# DIRECTIVE
Return exactly the lines that run from the one containing "OCR this image." to the end of the entries, with both ends included.

# LISTING
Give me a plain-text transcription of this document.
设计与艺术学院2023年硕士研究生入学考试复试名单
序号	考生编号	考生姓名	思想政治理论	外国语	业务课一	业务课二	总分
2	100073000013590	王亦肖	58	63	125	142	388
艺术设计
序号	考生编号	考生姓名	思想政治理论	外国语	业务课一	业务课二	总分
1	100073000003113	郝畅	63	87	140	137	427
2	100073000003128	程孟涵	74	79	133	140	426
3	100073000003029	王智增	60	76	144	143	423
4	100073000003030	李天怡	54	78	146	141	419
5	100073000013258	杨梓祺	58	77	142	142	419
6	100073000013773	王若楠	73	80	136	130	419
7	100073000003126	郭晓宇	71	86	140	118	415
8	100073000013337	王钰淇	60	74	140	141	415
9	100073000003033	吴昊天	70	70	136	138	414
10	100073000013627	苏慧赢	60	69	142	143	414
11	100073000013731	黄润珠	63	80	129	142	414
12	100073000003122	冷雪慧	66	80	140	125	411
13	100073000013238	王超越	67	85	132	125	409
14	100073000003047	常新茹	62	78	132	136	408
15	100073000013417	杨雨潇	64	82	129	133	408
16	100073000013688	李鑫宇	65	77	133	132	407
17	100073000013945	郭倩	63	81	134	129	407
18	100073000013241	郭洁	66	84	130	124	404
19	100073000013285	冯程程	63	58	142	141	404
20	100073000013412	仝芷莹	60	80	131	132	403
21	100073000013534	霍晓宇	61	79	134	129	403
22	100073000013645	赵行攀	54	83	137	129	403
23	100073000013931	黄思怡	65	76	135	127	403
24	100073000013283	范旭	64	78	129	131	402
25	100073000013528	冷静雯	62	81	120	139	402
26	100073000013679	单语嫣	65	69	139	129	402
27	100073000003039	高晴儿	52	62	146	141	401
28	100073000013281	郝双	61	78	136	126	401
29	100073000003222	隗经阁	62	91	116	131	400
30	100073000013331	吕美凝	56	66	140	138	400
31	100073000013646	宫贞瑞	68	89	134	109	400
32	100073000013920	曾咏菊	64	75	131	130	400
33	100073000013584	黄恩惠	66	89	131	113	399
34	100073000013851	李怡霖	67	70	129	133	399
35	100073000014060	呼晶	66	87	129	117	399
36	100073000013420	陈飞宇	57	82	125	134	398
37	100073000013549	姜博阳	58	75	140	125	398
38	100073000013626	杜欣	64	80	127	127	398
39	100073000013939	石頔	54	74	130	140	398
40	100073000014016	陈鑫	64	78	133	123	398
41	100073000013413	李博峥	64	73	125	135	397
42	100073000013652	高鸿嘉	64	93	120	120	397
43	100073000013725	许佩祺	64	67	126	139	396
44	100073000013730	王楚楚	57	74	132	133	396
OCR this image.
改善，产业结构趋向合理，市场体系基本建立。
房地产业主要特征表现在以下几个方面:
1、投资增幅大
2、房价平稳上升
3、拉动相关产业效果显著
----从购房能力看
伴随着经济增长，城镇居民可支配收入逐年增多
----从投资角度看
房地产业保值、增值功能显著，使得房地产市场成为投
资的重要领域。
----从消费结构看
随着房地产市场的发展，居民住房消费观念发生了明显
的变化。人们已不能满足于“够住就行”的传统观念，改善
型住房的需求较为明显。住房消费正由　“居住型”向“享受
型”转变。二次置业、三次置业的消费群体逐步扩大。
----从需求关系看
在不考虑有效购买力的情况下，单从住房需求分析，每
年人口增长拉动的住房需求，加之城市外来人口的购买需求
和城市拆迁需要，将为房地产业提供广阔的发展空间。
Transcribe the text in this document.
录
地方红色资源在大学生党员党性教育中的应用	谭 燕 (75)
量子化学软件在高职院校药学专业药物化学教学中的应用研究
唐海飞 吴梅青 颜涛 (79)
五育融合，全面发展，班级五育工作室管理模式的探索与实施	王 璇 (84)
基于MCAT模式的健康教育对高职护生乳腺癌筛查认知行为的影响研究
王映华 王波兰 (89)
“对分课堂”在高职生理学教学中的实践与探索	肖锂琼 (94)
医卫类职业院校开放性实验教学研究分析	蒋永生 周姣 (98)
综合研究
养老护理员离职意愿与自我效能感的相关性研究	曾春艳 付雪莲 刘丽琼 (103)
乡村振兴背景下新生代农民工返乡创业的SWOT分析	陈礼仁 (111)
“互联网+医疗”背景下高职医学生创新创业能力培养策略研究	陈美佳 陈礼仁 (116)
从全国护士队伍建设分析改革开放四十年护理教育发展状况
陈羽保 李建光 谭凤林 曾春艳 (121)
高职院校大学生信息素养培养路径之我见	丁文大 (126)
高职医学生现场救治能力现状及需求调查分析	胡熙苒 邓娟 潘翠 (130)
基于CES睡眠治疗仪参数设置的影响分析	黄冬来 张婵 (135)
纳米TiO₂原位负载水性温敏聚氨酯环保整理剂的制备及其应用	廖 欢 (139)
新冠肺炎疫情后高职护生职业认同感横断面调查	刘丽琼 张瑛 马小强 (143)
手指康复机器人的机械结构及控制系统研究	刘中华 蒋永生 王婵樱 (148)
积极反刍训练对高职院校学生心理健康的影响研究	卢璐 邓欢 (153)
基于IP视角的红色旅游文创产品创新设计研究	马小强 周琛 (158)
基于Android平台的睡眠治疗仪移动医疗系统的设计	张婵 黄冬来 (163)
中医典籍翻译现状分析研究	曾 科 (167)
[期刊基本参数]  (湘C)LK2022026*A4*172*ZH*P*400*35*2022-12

# WRITTEN RESPONSE
OCR this image.
改善，产业结构趋向合理，市场体系基本建立。
房地产业主要特征表现在以下几个方面:
1、投资增幅大
2、房价平稳上升
3、拉动相关产业效果显著
----从购房能力看
伴随着经济增长，城镇居民可支配收入逐年增多
----从投资角度看
房地产业保值、增值功能显著，使得房地产市场成为投
资的重要领域。
----从消费结构看
随着房地产市场的发展，居民住房消费观念发生了明显
的变化。人们已不能满足于“够住就行”的传统观念，改善
型住房的需求较为明显。住房消费正由　“居住型”向“享受
型”转变。二次置业、三次置业的消费群体逐步扩大。
----从需求关系看
在不考虑有效购买力的情况下，单从住房需求分析，每
年人口增长拉动的住房需求，加之城市外来人口的购买需求
和城市拆迁需要，将为房地产业提供广阔的发展空间。
Transcribe the text in this document.
录
地方红色资源在大学生党员党性教育中的应用	谭 燕 (75)
量子化学软件在高职院校药学专业药物化学教学中的应用研究
唐海飞 吴梅青 颜涛 (79)
五育融合，全面发展，班级五育工作室管理模式的探索与实施	王 璇 (84)
基于MCAT模式的健康教育对高职护生乳腺癌筛查认知行为的影响研究
王映华 王波兰 (89)
“对分课堂”在高职生理学教学中的实践与探索	肖锂琼 (94)
医卫类职业院校开放性实验教学研究分析	蒋永生 周姣 (98)
综合研究
养老护理员离职意愿与自我效能感的相关性研究	曾春艳 付雪莲 刘丽琼 (103)
乡村振兴背景下新生代农民工返乡创业的SWOT分析	陈礼仁 (111)
“互联网+医疗”背景下高职医学生创新创业能力培养策略研究	陈美佳 陈礼仁 (116)
从全国护士队伍建设分析改革开放四十年护理教育发展状况
陈羽保 李建光 谭凤林 曾春艳 (121)
高职院校大学生信息素养培养路径之我见	丁文大 (126)
高职医学生现场救治能力现状及需求调查分析	胡熙苒 邓娟 潘翠 (130)
基于CES睡眠治疗仪参数设置的影响分析	黄冬来 张婵 (135)
纳米TiO₂原位负载水性温敏聚氨酯环保整理剂的制备及其应用	廖 欢 (139)
新冠肺炎疫情后高职护生职业认同感横断面调查	刘丽琼 张瑛 马小强 (143)
手指康复机器人的机械结构及控制系统研究	刘中华 蒋永生 王婵樱 (148)
积极反刍训练对高职院校学生心理健康的影响研究	卢璐 邓欢 (153)
基于IP视角的红色旅游文创产品创新设计研究	马小强 周琛 (158)
基于Android平台的睡眠治疗仪移动医疗系统的设计	张婵 黄冬来 (163)
中医典籍翻译现状分析研究	曾 科 (167)
[期刊基本参数]  (湘C)LK2022026*A4*172*ZH*P*400*35*2022-12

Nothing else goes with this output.